* _Textauszug_

Für viele DDR-Bürger tat sich Anfang der sechziger Jahre damit plötzlich eine neue Dimension auf: ein riesiges Schlüsselloch in die Welt jenseits der eben errichteten Mauer. Vertraute Stimmen aus dem Radio erhielten nun ein Gesicht. Die Bilder waren zwar grundsätzlich verrauscht, mal mehr, mal weniger, abhängig von der Großwetterlage. Dies aber war kein prinzipielles Hindernis. Wer sehen wollte, konnte sehen - sofern er weder Mühen noch technischen Aufwand scheute. Allerdings gab es da noch ein Hindernis besonderer Art.

Ungebetener Besuch

Mitten im schönsten Fernsehabend wurde das Bild plötzlich wellenartig verzerrt, und aus dem Lautsprecher ertönten russische Funksprüche. Ursache dieser Störungen waren sowjetische Militärsender, die auf dem Gebiet der DDR flächendeckend stationiert waren und dicht an der Ochsenkopffrequenz sendeten. Plötzlich die Kommandostimme der Towarischi anstelle von Peter Frankenfeld oder Caterina Valente zu hören - das war der Tiefpunkt der eingeforderten deutsch-sowjetischen Freundschaft. Doch es dauerte nicht lange, und die ersten Westfernseh-Zuschauer im Osten halfen sich selbst - mit einer in ihrer Art geradezu genialen Erfindung, eben dem "Russentod".

Es dürfte wenige Beispiele geben, wo ein relativ kompliziertes technisches Problem - die Trennung von Nutz- und Störsignal - auf so rustikale und für jedermann handhabbare Weise gelöst wurde. Man brauchte dazu keinen komplizierten Bauplan, keine elektrischen Schaltbilder und fast nur Dinge des täglichen Bedarfs. Hatte man erst einmal ein solches Gerät beim Nachbarn gesehen, genügte der Daumen für den maßstabsgerechten Nachbau. Am Ende wusste wohl niemand genau, was er da gebastelt hatte - aber es funktionierte. Der Wundertopf wurde in die Antennenleitung eingeschleift, man drehte eine Weile an der Schraube, und irgendwann verstummte die Stimme des "Großen Bruders" - fast. Der Abend war gerettet.

Das relativ unansehnliche und schwer positionierbare Gebilde wurde keineswegs versteckt, im Gegenteil, es fand seinen Platz gut sichtbar in der Nähe des Fernsehers. Zum einen, weil man hin und wieder an der Abstimmschraube drehen musste. Zum anderen setzte man damit in der Wohnstube ein deutliches Zeichen, dass die Familie rein technisch auf der Höhe der Zeit war.

Störtrupps im Antennenwald

Das Ausschalten der Störwellen allein garantierte indes noch nicht den reinen Fernsehgenuss. Je nach Lage und Entfernung zum Ochsenkopf waren erhebliche technische Anstrengungen nötig, um überhaupt ein einigermaßen erkennbares Bild auf die Mattscheibe zu bekommen. Laien wie Fortgeschrittene tüftelten und experimentierten; in der Bevölkerung kursierten Bauanleitungen für Antennen und Verstärker in unterschiedlichsten Versionen. Es galt, das Letzte aus jeder einzelnen Komponente herauszuholen. Unglücklicherweise erforderten die Sendefrequenzen aus Bayern, im Gegensatz zu den lokalen DDR-Sendern, vergleichsweise sehr große Antennen und eine vertikale Ausrichtung der Stabelemente.

* _Erfasste Daten_
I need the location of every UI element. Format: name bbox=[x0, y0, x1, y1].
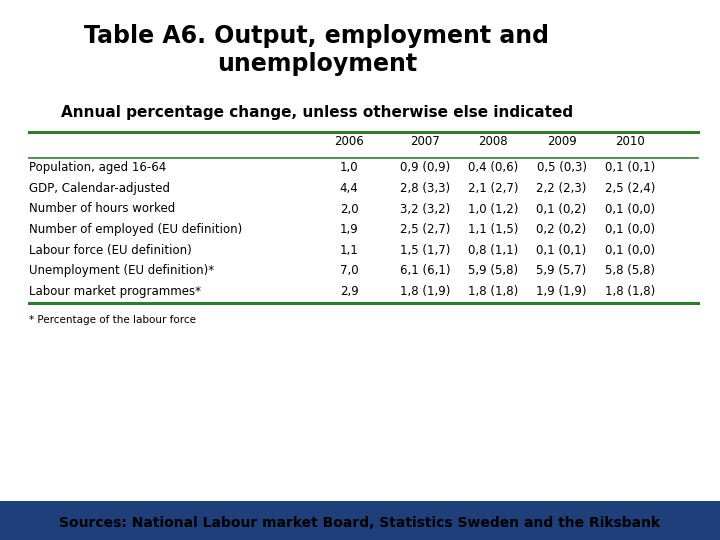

* _Aufgabe A_
Beantworten Sie anhand des Textes über das Westfernsehen in der DDR die folgenden Fragen:
(i) Wodurch wurden die Störungen verursacht, die das Bild wellenartig verzerrten?
(ii) Wo fand das Gerät zur Beseitigung der Störungen seinen Platz in der Wohnung?
(iii) Was erforderten die Sendefrequenzen aus Bayern im Gegensatz zu den lokalen DDR-Sendern?
* _Aufgabe B_
Übersetzen Sie den Satz „Vertraute Stimmen aus dem Radio erhielten nun ein Gesicht.“ aus dem Text über das Westfernsehen in der DDR ins Englische.
* _Aufgabe C_
Führen Sie den Text über das Westfernsehen in der DDR nach seinem letzten Satz mit einigen weiteren Sätzen fort.
Die Auflistung wird für die Bearbeitung nicht benötigt.

* _Erwartete Lösung A_
(i) Durch sowjetische Militärsender, die auf dem Gebiet der DDR flächendeckend stationiert waren und dicht an der Ochsenkopffrequenz sendeten.
(ii) Gut sichtbar in der Nähe des Fernsehers.
(iii) Vergleichsweise sehr große Antennen und eine vertikale Ausrichtung der Stabelemente.

* _Erwartete Lösung B_
Familiar voices from the radio now acquired a face.

* _Erwartete Lösung C_
Auf den sächsischen und thüringischen Dächern waren so ganze Antennenwälder der Marke Eigenbau entstanden, darin oft weithin sichtbar die sogenannte Ochsenkopf-Antenne als Schlupfloch für den Klassenfeind. Das hatte Folgen.

1961, unmittelbar nach dem Mauerbau, rief die staatliche DDR-Jugendorganisation FDJ zum Kampf gegen den Empfang des Westfernsehens auf. Sie startete die "Aktion Ochsenkopf - Blitz kontra NATO-Sender", und dies mit der Begründung, dass schon die Ausrichtung der Fernsehantennen geistiges "Grenzgängertum" erkennen lasse, das es zu verhindern gelte.

Experimente über dem Ehebett

FDJ-Stoßtrupps klingelten bei den Bewohnern und forderten sie auf, die Antenne auf dem Dach in "die richtige Richtung" zu drehen. Nicht selten wurden Antennen einfach abgeknickt oder gewaltsam entfernt. Zwar war die Aktion nicht flächendeckend, doch erzeugte sie weithin Ängste und führte zu Repressalien: Wer sich derart offenkundig der feindlichen Hetze öffnete, war an den Schaltstellen des sozialistischen Aufbaues fehl am Platze.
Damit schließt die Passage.